● Given data:
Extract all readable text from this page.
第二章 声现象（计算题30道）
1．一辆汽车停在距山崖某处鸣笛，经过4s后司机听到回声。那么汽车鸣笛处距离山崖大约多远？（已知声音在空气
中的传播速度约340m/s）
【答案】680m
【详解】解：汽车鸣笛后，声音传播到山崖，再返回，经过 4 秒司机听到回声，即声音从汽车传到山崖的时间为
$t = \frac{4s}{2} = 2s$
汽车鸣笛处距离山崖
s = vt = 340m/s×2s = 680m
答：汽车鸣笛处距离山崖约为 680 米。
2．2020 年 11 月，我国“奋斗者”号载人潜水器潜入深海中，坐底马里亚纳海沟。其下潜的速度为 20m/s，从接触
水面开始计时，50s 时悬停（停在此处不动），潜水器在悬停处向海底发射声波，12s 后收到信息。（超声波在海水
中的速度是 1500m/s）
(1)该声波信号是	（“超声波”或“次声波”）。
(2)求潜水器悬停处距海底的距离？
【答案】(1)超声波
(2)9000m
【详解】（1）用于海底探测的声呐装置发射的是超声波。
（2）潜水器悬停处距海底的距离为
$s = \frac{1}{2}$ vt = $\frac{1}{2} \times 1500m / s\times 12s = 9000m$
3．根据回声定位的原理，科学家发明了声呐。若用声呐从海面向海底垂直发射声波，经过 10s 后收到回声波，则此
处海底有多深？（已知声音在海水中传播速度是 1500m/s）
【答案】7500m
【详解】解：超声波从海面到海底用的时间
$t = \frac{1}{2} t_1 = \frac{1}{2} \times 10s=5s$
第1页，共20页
---
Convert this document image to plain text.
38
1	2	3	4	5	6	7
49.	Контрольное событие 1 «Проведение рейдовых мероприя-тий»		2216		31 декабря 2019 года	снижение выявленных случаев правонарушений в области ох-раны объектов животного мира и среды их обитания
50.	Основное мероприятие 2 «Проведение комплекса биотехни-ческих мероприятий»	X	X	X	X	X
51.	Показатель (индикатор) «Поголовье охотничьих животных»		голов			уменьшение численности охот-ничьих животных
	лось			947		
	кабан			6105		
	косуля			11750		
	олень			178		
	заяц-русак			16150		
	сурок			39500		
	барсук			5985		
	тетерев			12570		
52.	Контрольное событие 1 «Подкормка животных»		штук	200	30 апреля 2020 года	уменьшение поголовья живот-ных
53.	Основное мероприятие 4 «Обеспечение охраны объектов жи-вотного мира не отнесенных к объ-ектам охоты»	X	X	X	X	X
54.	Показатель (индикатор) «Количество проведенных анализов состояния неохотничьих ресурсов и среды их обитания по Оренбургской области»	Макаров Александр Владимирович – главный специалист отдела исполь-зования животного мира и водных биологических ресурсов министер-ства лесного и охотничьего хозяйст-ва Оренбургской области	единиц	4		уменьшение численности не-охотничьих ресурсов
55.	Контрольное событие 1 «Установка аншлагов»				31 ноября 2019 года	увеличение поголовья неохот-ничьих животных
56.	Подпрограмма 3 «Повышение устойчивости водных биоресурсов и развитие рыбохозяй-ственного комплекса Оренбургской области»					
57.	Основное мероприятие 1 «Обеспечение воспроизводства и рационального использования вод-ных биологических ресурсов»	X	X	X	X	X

● Written task:
Show each line in the entries that holds the string "поголовья".

● Result of this task:
52.	Контрольное событие 1 «Подкормка животных»		штук	200	30 апреля 2020 года	уменьшение поголовья живот-ных
55.	Контрольное событие 1 «Установка аншлагов»				31 ноября 2019 года	увеличение поголовья неохот-ничьих животных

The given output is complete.